§ **PARTS OF THE EXERCISE**:
a - Answer each question from the text on owning a brewery.
(i) How many views did the first post in the series receive within a few hours of posting?
(ii) Which reviews does the author say they read without responding to?
(iii) What has the author started buying of every batch, and for what purpose?
b - Resume the text on owning a brewery, writing onward from its last sentence.

§ **TEXT TO READ**:
This is part two in my ongoing series about my experience, so far, owning a brewery. Part one defined my brewery, the format and style of brewery it is and delved shallowly into the fundamental basics of being a contract brewer. There will be a lot of posts in this series, but this post is one I want to get out of the way early, so now.
I was surprised, pleasantly, by the response to the first post in this series. Within a few hours of it posting, there were almost 5000 views of that particular post. That’s pretty good for this blog, probably not as good as your blog, but decent for this blog. Over the next week, it became one of the most read articles on my blog altogether, pellicle is still beating it out. I don’t know if all of these posts will be that popular and I imagine that this one will not.
This post is going to be, I imagine, the most personal post of this series. I debated whether or not to write about how brewing has affected my personal life or not, and a thread of comments and emails I received as a result of the last post made me realize I had to write about how deciding to go this route has affected my life.
I entitled this post “The Cost of Making Beer” but if you want a cent by cent breakdown of costs, you’ll have to wait for a future post, this post is about my social cost to making beer. And this weekend is a great illustration of those less tangible costs.
If you are going to produce anything, be it art, yogurt, a blog, or beer, you have to develop a thick skin. Beer is a beverage where everyone HAS an opinion and will give it to you unprompted. The vast majority of the feedback I receive about Handsome’s beer is positive. Most people love it, most people are at least telling me that they love it. But, I’ve had people LITERALLY spit my beer out in front of me at events and ask “Who the hell would drink that?” Answer: thousands of people. You…you are the wrong one. I’ve had people write untappd or beeradvocate reviews making horrible assumptions about how the beer was made or reviewing the beer under the wrong name and saying it wasn’t brewed to style. I read (but don’t respond) to EVERY review of Handsome beer available online. I don’t know why I do, but I do. I have grown a callus over that part of my mind and heart, such that nothing can get through. Honestly, I’m my biggest critic. I know EVERYTHING that was sub-optimal about every batch. I’ve been there on the brew day for every beer, on the packaging day for almost every beer (I missed one), I’ve sampled every batch mid-fermentation out of the tank. I’ve started buying sixtels of every batch so I can put it on tap in my house, so I can see how it holds up over the course of a month or two. I’m obsessed with my own beer. That’s probably approximately how it should be.
I also receive feedback about this blog, specifically the last post. Again, mostly positive. “Looking forward to the rest.” “This is great information, nice to see behind the scenes for once.” But I also received this, “Contract brewing isn’t really brewing.” or “Maybe people don’t respect contract brewing because you aren’t actually brewing.”

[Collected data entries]

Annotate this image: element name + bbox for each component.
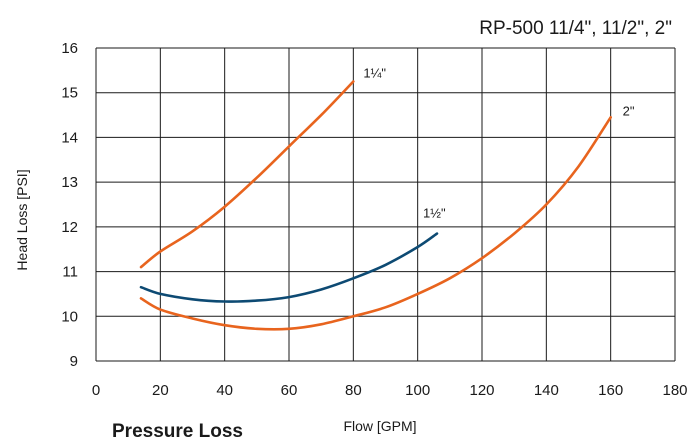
y-tick-label: 10 bbox=[61, 308, 78, 325]
series-labels: 1¼" 1½" 2" bbox=[363, 66, 635, 221]
x-tick-label: 80 bbox=[345, 382, 362, 399]
y-tick-label: 14 bbox=[61, 129, 78, 146]
y-tick-label: 11 bbox=[62, 264, 78, 281]
x-tick-label: 0 bbox=[92, 382, 100, 399]
x-tick-label: 160 bbox=[598, 382, 623, 399]
series-label: 1½" bbox=[423, 206, 446, 221]
series-line bbox=[139, 232, 439, 303]
series-lines bbox=[139, 80, 612, 331]
x-tick-label: 100 bbox=[405, 382, 430, 399]
x-tick-label: 120 bbox=[469, 382, 494, 399]
series-line bbox=[139, 80, 355, 269]
y-axis-title: Head Loss [PSI] bbox=[14, 169, 30, 270]
x-tick-label: 40 bbox=[216, 382, 233, 399]
x-tick-label: 60 bbox=[281, 382, 298, 399]
chart-title: RP-500 11/4", 11/2", 2" bbox=[479, 18, 672, 39]
chart-caption: Pressure Loss bbox=[112, 421, 243, 439]
x-tick-label: 20 bbox=[152, 382, 169, 399]
series-line bbox=[139, 116, 612, 331]
y-tick-label: 13 bbox=[61, 174, 78, 191]
grid bbox=[95, 47, 676, 362]
x-tick-label: 180 bbox=[662, 382, 687, 399]
series-label: 2" bbox=[623, 103, 635, 118]
y-tick-label: 9 bbox=[70, 353, 78, 370]
y-tick-label: 16 bbox=[61, 40, 78, 57]
y-tick-label: 15 bbox=[61, 85, 78, 102]
x-tick-label: 140 bbox=[534, 382, 559, 399]
y-tick-label: 12 bbox=[61, 219, 78, 236]
x-axis-title: Flow [GPM] bbox=[343, 418, 416, 434]
series-label: 1¼" bbox=[363, 66, 386, 81]
tick-labels: 0 20 40 60 80 100 120 140 160 180 9 10 11 12 13 14 15 16 bbox=[61, 40, 687, 399]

§ **PER-TASK OUTPUTS**:
a -
(i) Almost 5000 views.
(ii) Every review of Handsome beer available online.
(iii) Sixtels, so the beer can be put on tap at home to see how it holds up over a month or two.

b -
I touched on this attitude in the first post and a few people commented positively on it, others not so much. I want to clear things up a little and put this in a greater context as a result of this negativity though.
First thing is first, I’ve been to a lot of contract brewing facilities. The likelihood that a brewery from Florida will have a representative in Maryland or Virginia at the contract facility present on a brew day is highly unlikely. The idea that they would have someone swing by the brewery to sample mid-fermentation, to measure gravity, to keep their own records of the progression of the fermentation, to brew on the pilot system, to inventory their own ingredients, to package their own beer….even less likely. They pay the facility to do that and beer is basically a recipe on a page. To people who say that “contract brewers” are really doing the work, do you honestly think that the head brewer of ANY brewery is in there shoveling grain or pouring sacks into hoppers? Do you think the head brewer of any moderately sized brewery does ANY of the brewing work? Check again. Sorry to ruin the illusion of brewing, those guys are doing paperwork.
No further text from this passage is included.